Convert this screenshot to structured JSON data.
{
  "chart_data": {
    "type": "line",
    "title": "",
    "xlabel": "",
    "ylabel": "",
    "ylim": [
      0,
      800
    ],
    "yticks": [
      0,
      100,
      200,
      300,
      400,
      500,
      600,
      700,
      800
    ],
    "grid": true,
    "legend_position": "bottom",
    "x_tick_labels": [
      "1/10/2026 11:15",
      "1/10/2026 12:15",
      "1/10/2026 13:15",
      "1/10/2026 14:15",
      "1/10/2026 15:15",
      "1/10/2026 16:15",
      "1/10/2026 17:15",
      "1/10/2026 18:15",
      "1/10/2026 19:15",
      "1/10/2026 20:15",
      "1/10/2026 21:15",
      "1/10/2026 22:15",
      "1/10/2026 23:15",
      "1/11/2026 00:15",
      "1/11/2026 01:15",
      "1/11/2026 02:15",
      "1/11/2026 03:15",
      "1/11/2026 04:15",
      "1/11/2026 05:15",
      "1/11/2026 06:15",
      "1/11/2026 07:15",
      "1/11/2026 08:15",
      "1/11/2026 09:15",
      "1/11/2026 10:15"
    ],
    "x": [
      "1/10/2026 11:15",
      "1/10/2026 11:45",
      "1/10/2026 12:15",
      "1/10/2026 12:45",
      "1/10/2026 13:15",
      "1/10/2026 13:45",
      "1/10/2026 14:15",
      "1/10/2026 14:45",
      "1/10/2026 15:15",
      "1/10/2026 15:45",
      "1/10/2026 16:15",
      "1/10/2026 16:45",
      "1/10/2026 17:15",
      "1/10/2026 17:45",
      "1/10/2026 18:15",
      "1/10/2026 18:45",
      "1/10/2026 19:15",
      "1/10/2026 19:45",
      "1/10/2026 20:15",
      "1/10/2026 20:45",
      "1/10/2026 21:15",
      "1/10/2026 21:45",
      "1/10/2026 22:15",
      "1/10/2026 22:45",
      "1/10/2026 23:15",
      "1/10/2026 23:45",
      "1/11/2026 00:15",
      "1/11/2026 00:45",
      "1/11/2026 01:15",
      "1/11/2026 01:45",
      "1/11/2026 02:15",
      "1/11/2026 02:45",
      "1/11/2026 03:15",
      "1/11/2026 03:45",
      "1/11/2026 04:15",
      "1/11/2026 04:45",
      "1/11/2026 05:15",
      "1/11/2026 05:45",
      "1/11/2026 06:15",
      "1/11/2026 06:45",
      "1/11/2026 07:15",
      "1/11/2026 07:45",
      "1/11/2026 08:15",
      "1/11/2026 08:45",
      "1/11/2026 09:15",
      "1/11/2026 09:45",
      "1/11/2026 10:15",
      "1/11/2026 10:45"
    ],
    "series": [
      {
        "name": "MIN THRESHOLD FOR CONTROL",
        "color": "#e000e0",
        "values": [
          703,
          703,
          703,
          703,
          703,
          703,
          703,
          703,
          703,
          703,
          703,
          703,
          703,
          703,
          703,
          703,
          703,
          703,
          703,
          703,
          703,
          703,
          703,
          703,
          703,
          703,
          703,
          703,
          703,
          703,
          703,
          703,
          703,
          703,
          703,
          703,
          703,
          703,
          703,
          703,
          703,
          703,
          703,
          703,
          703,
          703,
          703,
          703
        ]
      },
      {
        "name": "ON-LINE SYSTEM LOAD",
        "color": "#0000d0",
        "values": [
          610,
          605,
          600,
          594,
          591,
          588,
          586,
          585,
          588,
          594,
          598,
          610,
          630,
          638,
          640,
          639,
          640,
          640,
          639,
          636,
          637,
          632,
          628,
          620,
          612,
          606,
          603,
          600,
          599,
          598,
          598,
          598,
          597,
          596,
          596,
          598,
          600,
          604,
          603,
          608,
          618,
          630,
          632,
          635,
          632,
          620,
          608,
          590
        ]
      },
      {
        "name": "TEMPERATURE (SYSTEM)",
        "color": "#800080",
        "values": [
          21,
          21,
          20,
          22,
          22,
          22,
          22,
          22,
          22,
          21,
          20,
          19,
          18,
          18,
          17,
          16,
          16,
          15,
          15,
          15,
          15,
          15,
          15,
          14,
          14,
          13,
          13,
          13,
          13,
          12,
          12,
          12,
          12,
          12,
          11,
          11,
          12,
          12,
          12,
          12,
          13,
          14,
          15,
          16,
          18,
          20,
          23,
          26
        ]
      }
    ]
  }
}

:: What to do ::
Scan the entries above. Copy each line that has the string "color".

:: Task output ::
        "color": "#e000e0",
        "color": "#0000d0",
        "color": "#800080",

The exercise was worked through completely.